• GIVEN EXERCISE:
Each record below is to be reproduced without any change.

• DATA LISTING:
┌────────
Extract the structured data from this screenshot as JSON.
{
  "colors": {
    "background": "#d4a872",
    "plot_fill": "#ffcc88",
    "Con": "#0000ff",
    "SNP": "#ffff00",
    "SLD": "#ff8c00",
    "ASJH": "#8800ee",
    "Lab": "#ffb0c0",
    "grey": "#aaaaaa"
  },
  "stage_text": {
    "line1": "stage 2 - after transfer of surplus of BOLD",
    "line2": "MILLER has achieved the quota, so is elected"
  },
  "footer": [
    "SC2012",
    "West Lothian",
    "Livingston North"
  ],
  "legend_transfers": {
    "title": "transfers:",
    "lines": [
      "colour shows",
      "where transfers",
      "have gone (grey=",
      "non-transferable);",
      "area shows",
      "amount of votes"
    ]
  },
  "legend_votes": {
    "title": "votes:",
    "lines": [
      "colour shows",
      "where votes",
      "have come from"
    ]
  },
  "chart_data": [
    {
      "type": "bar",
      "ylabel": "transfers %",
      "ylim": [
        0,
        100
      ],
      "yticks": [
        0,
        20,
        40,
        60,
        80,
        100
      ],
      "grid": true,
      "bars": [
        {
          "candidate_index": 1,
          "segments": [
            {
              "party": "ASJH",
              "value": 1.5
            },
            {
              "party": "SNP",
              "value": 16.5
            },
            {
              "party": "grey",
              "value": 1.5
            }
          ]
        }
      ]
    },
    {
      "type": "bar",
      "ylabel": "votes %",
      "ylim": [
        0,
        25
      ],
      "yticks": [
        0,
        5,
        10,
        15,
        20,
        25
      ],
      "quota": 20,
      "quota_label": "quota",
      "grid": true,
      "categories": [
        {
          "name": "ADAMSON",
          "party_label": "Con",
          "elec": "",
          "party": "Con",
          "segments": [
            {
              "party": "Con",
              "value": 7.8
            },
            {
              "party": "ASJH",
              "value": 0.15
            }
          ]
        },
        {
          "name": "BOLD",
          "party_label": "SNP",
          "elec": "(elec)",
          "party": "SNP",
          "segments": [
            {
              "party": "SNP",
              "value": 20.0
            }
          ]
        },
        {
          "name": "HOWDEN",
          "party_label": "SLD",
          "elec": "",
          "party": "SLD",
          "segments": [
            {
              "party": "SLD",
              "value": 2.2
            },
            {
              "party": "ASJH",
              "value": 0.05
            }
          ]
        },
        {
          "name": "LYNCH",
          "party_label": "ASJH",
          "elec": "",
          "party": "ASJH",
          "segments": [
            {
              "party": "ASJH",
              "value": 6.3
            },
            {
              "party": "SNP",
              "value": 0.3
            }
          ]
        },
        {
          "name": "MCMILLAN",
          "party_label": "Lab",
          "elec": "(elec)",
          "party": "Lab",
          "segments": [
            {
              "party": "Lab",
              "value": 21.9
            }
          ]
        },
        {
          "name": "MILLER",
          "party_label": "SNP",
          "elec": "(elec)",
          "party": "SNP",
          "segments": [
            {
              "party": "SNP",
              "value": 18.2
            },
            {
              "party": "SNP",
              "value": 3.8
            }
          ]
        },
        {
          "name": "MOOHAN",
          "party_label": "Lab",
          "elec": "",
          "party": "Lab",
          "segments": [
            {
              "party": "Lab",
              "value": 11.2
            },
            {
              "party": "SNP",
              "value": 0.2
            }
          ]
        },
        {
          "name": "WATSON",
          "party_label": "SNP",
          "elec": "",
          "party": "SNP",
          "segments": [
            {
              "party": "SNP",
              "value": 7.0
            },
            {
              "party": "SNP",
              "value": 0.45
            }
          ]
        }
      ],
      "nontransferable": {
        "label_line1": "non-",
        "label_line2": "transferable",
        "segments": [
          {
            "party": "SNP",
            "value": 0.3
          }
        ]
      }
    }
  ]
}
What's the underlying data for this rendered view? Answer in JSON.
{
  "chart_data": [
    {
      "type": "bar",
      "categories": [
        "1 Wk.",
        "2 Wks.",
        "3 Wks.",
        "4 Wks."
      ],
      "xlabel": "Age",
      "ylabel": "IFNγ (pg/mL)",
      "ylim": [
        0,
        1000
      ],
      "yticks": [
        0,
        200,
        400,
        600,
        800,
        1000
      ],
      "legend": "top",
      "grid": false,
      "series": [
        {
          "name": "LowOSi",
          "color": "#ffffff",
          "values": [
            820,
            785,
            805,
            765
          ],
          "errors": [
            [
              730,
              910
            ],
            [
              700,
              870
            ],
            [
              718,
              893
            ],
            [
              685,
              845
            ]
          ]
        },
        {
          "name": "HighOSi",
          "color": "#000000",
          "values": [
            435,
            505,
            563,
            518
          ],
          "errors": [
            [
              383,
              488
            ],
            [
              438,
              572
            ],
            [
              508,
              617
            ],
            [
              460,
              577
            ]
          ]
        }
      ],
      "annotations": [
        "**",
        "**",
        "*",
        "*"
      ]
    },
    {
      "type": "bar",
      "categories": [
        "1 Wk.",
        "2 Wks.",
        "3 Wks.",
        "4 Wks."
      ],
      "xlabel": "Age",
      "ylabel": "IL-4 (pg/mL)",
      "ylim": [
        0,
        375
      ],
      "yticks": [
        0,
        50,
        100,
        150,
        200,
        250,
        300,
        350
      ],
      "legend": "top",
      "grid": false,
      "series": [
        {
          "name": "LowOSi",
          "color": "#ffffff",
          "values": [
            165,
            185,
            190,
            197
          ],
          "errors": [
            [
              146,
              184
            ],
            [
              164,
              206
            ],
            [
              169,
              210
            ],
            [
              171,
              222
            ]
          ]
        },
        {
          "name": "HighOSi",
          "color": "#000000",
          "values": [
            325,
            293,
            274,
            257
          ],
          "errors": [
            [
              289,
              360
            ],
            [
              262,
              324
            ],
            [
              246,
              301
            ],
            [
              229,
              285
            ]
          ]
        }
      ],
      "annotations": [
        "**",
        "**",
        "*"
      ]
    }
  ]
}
└────────
• WRITTEN ANSWER:
Extract the structured data from this screenshot as JSON.
{
  "colors": {
    "background": "#d4a872",
    "plot_fill": "#ffcc88",
    "Con": "#0000ff",
    "SNP": "#ffff00",
    "SLD": "#ff8c00",
    "ASJH": "#8800ee",
    "Lab": "#ffb0c0",
    "grey": "#aaaaaa"
  },
  "stage_text": {
    "line1": "stage 2 - after transfer of surplus of BOLD",
    "line2": "MILLER has achieved the quota, so is elected"
  },
  "footer": [
    "SC2012",
    "West Lothian",
    "Livingston North"
  ],
  "legend_transfers": {
    "title": "transfers:",
    "lines": [
      "colour shows",
      "where transfers",
      "have gone (grey=",
      "non-transferable);",
      "area shows",
      "amount of votes"
    ]
  },
  "legend_votes": {
    "title": "votes:",
    "lines": [
      "colour shows",
      "where votes",
      "have come from"
    ]
  },
  "chart_data": [
    {
      "type": "bar",
      "ylabel": "transfers %",
      "ylim": [
        0,
        100
      ],
      "yticks": [
        0,
        20,
        40,
        60,
        80,
        100
      ],
      "grid": true,
      "bars": [
        {
          "candidate_index": 1,
          "segments": [
            {
              "party": "ASJH",
              "value": 1.5
            },
            {
              "party": "SNP",
              "value": 16.5
            },
            {
              "party": "grey",
              "value": 1.5
            }
          ]
        }
      ]
    },
    {
      "type": "bar",
      "ylabel": "votes %",
      "ylim": [
        0,
        25
      ],
      "yticks": [
        0,
        5,
        10,
        15,
        20,
        25
      ],
      "quota": 20,
      "quota_label": "quota",
      "grid": true,
      "categories": [
        {
          "name": "ADAMSON",
          "party_label": "Con",
          "elec": "",
          "party": "Con",
          "segments": [
            {
              "party": "Con",
              "value": 7.8
            },
            {
              "party": "ASJH",
              "value": 0.15
            }
          ]
        },
        {
          "name": "BOLD",
          "party_label": "SNP",
          "elec": "(elec)",
          "party": "SNP",
          "segments": [
            {
              "party": "SNP",
              "value": 20.0
            }
          ]
        },
        {
          "name": "HOWDEN",
          "party_label": "SLD",
          "elec": "",
          "party": "SLD",
          "segments": [
            {
              "party": "SLD",
              "value": 2.2
            },
            {
              "party": "ASJH",
              "value": 0.05
            }
          ]
        },
        {
          "name": "LYNCH",
          "party_label": "ASJH",
          "elec": "",
          "party": "ASJH",
          "segments": [
            {
              "party": "ASJH",
              "value": 6.3
            },
            {
              "party": "SNP",
              "value": 0.3
            }
          ]
        },
        {
          "name": "MCMILLAN",
          "party_label": "Lab",
          "elec": "(elec)",
          "party": "Lab",
          "segments": [
            {
              "party": "Lab",
              "value": 21.9
            }
          ]
        },
        {
          "name": "MILLER",
          "party_label": "SNP",
          "elec": "(elec)",
          "party": "SNP",
          "segments": [
            {
              "party": "SNP",
              "value": 18.2
            },
            {
              "party": "SNP",
              "value": 3.8
            }
          ]
        },
        {
          "name": "MOOHAN",
          "party_label": "Lab",
          "elec": "",
          "party": "Lab",
          "segments": [
            {
              "party": "Lab",
              "value": 11.2
            },
            {
              "party": "SNP",
              "value": 0.2
            }
          ]
        },
        {
          "name": "WATSON",
          "party_label": "SNP",
          "elec": "",
          "party": "SNP",
          "segments": [
            {
              "party": "SNP",
              "value": 7.0
            },
            {
              "party": "SNP",
              "value": 0.45
            }
          ]
        }
      ],
      "nontransferable": {
        "label_line1": "non-",
        "label_line2": "transferable",
        "segments": [
          {
            "party": "SNP",
            "value": 0.3
          }
        ]
      }
    }
  ]
}
What's the underlying data for this rendered view? Answer in JSON.
{
  "chart_data": [
    {
      "type": "bar",
      "categories": [
        "1 Wk.",
        "2 Wks.",
        "3 Wks.",
        "4 Wks."
      ],
      "xlabel": "Age",
      "ylabel": "IFNγ (pg/mL)",
      "ylim": [
        0,
        1000
      ],
      "yticks": [
        0,
        200,
        400,
        600,
        800,
        1000
      ],
      "legend": "top",
      "grid": false,
      "series": [
        {
          "name": "LowOSi",
          "color": "#ffffff",
          "values": [
            820,
            785,
            805,
            765
          ],
          "errors": [
            [
              730,
              910
            ],
            [
              700,
              870
            ],
            [
              718,
              893
            ],
            [
              685,
              845
            ]
          ]
        },
        {
          "name": "HighOSi",
          "color": "#000000",
          "values": [
            435,
            505,
            563,
            518
          ],
          "errors": [
            [
              383,
              488
            ],
            [
              438,
              572
            ],
            [
              508,
              617
            ],
            [
              460,
              577
            ]
          ]
        }
      ],
      "annotations": [
        "**",
        "**",
        "*",
        "*"
      ]
    },
    {
      "type": "bar",
      "categories": [
        "1 Wk.",
        "2 Wks.",
        "3 Wks.",
        "4 Wks."
      ],
      "xlabel": "Age",
      "ylabel": "IL-4 (pg/mL)",
      "ylim": [
        0,
        375
      ],
      "yticks": [
        0,
        50,
        100,
        150,
        200,
        250,
        300,
        350
      ],
      "legend": "top",
      "grid": false,
      "series": [
        {
          "name": "LowOSi",
          "color": "#ffffff",
          "values": [
            165,
            185,
            190,
            197
          ],
          "errors": [
            [
              146,
              184
            ],
            [
              164,
              206
            ],
            [
              169,
              210
            ],
            [
              171,
              222
            ]
          ]
        },
        {
          "name": "HighOSi",
          "color": "#000000",
          "values": [
            325,
            293,
            274,
            257
          ],
          "errors": [
            [
              289,
              360
            ],
            [
              262,
              324
            ],
            [
              246,
              301
            ],
            [
              229,
              285
            ]
          ]
        }
      ],
      "annotations": [
        "**",
        "**",
        "*"
      ]
    }
  ]
}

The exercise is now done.